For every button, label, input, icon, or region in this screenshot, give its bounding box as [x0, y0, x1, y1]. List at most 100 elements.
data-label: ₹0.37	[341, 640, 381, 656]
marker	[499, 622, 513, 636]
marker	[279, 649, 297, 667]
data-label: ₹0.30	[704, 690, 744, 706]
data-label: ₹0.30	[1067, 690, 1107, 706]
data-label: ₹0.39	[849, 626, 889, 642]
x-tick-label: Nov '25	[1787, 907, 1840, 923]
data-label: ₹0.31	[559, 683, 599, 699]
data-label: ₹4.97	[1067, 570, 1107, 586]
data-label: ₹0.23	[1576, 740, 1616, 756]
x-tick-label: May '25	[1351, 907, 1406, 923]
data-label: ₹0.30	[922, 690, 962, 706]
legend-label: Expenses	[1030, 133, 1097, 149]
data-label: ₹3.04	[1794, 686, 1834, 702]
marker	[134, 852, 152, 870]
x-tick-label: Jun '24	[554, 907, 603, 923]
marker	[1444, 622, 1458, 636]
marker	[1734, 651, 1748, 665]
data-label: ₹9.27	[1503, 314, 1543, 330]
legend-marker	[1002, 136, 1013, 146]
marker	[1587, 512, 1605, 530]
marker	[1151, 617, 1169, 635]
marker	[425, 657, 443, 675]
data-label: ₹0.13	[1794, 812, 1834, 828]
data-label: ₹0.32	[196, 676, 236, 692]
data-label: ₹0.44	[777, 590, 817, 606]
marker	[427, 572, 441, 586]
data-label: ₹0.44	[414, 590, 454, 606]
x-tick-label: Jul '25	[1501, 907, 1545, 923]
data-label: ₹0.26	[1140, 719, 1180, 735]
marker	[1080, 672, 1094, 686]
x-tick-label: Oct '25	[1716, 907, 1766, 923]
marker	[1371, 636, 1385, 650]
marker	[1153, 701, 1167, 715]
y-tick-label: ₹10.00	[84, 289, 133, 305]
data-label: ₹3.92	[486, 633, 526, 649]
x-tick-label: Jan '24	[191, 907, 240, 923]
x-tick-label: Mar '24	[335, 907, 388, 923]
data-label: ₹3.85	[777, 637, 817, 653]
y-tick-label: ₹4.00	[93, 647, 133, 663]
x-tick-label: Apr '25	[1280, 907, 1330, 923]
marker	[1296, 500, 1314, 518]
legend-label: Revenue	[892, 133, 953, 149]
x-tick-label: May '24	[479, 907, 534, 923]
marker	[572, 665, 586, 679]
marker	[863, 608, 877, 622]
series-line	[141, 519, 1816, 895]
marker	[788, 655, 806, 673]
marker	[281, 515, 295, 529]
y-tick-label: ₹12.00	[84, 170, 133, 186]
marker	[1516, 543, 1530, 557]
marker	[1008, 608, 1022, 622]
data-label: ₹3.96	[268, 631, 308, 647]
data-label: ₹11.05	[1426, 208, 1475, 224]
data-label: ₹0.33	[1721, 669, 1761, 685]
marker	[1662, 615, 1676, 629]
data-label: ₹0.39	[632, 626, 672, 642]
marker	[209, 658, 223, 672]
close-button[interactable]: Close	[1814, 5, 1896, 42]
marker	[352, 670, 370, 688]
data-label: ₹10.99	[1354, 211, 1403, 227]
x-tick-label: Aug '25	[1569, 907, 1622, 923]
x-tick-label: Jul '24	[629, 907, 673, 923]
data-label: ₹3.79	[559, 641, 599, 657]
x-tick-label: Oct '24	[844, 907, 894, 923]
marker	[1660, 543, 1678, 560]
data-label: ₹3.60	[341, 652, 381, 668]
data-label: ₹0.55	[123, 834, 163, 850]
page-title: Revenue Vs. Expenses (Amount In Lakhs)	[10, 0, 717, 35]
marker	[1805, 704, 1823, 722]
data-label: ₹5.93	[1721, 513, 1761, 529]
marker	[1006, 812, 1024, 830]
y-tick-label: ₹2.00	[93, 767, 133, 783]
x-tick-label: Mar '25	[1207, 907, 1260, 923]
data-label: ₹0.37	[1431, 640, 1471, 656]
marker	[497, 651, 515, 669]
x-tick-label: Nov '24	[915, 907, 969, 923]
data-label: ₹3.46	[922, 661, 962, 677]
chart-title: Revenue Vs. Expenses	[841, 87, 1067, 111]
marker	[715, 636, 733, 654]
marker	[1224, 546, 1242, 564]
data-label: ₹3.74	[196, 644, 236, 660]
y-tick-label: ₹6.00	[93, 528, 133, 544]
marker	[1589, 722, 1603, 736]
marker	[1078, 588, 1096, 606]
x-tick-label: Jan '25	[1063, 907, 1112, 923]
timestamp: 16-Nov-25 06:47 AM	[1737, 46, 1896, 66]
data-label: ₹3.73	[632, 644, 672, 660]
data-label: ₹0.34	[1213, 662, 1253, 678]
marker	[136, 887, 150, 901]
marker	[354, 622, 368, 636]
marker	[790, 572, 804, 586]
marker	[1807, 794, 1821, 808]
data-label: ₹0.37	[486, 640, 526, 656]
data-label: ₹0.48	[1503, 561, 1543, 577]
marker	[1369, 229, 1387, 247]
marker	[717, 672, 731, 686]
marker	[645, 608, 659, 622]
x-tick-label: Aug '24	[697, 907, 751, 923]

+ + + + + + +

Task prompt
Render the data as a JSON list of strings, one string per line, from the first line through the line containing "907, 1406, 923]". Leave out any blank lines.

Expected output
[
  "For every button, label, input, icon, or region in this screenshot, give its bounding box as [x0, y0, x1, y1]. List at most 100 elements.",
  "data-label: ₹0.37\t[341, 640, 381, 656]",
  "marker\t[499, 622, 513, 636]",
  "marker\t[279, 649, 297, 667]",
  "data-label: ₹0.30\t[704, 690, 744, 706]",
  "data-label: ₹0.30\t[1067, 690, 1107, 706]",
  "data-label: ₹0.39\t[849, 626, 889, 642]",
  "x-tick-label: Nov '25\t[1787, 907, 1840, 923]",
  "data-label: ₹0.31\t[559, 683, 599, 699]",
  "data-label: ₹4.97\t[1067, 570, 1107, 586]",
  "data-label: ₹0.23\t[1576, 740, 1616, 756]",
  "x-tick-label: May '25\t[1351, 907, 1406, 923]"
]